SHORT PROBLEM:
Rewrite everything from the start of the material down to and including the line that contains "code-null: null [230,360,280,380]", replacing "interactable" with "clickable" everywhere and leaving all else unchanged. Return only those lines.

MATERIAL FOR THE TASK:
Start

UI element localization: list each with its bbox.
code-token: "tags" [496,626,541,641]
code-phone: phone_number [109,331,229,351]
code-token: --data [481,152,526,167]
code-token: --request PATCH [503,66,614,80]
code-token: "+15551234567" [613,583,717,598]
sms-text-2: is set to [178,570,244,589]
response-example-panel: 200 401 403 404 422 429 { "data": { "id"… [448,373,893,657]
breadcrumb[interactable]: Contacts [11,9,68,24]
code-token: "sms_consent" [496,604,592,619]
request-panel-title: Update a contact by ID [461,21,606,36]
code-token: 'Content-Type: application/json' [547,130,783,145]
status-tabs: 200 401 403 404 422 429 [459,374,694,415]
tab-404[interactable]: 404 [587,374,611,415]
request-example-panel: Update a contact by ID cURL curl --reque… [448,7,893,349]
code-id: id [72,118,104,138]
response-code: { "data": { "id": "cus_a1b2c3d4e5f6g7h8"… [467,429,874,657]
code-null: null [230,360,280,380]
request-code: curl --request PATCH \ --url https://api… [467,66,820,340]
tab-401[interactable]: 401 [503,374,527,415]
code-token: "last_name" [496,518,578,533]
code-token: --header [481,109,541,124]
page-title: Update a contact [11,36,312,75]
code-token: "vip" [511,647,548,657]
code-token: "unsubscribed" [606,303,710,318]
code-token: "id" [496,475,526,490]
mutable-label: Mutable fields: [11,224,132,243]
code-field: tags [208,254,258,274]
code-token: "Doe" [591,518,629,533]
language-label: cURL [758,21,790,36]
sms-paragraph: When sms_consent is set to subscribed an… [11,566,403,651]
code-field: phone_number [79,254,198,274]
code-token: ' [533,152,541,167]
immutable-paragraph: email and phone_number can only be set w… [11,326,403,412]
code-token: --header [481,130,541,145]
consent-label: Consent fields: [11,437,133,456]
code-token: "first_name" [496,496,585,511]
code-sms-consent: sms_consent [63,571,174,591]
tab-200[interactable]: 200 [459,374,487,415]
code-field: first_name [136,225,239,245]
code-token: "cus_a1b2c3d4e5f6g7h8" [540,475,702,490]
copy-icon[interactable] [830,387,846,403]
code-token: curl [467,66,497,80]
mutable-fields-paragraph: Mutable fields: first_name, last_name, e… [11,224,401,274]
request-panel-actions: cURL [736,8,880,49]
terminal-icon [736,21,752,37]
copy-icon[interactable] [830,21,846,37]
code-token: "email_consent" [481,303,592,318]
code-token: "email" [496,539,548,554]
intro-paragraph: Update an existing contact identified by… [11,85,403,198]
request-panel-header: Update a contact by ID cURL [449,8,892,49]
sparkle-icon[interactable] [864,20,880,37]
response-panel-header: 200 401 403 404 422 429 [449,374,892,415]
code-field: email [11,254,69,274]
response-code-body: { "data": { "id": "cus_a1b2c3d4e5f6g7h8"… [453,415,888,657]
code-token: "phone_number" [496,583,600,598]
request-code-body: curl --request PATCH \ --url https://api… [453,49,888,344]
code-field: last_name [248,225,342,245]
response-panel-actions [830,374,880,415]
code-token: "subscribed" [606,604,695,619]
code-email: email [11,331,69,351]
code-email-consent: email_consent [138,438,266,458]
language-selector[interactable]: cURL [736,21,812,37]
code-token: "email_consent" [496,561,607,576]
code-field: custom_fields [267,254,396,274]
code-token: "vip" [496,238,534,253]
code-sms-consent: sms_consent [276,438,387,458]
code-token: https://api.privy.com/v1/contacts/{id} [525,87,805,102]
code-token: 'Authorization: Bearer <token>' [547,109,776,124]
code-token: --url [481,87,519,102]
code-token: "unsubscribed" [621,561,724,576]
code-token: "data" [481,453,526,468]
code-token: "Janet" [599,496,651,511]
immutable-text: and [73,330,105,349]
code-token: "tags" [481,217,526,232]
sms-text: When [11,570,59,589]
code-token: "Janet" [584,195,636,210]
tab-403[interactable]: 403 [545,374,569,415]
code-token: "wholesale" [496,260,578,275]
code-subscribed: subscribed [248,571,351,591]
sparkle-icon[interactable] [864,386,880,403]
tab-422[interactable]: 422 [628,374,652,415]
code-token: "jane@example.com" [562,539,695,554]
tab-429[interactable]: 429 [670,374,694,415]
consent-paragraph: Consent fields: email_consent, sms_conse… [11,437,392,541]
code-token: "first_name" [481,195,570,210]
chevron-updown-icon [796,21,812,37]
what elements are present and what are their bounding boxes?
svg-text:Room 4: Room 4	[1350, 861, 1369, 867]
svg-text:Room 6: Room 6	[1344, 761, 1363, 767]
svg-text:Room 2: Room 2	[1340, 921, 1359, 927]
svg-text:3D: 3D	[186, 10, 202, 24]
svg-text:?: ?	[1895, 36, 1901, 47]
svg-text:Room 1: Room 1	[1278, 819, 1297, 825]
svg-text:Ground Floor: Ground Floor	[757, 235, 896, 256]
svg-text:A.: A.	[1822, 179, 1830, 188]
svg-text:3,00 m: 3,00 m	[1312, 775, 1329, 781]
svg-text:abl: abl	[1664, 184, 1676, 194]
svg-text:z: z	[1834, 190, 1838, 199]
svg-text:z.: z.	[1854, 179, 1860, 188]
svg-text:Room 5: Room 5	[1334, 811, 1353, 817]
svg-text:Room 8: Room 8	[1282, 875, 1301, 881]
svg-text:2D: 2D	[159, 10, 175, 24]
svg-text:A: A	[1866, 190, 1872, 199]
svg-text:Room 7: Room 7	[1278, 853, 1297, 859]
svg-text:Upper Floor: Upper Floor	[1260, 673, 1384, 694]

End

TASK SOLUTION:
UI element localization: list each with its bbox.
code-token: "tags" [496,626,541,641]
code-phone: phone_number [109,331,229,351]
code-token: --data [481,152,526,167]
code-token: --request PATCH [503,66,614,80]
code-token: "+15551234567" [613,583,717,598]
sms-text-2: is set to [178,570,244,589]
response-example-panel: 200 401 403 404 422 429 { "data": { "id"… [448,373,893,657]
breadcrumb[clickable]: Contacts [11,9,68,24]
code-token: "sms_consent" [496,604,592,619]
request-panel-title: Update a contact by ID [461,21,606,36]
code-token: 'Content-Type: application/json' [547,130,783,145]
status-tabs: 200 401 403 404 422 429 [459,374,694,415]
tab-404[clickable]: 404 [587,374,611,415]
request-example-panel: Update a contact by ID cURL curl --reque… [448,7,893,349]
code-id: id [72,118,104,138]
response-code: { "data": { "id": "cus_a1b2c3d4e5f6g7h8"… [467,429,874,657]
code-null: null [230,360,280,380]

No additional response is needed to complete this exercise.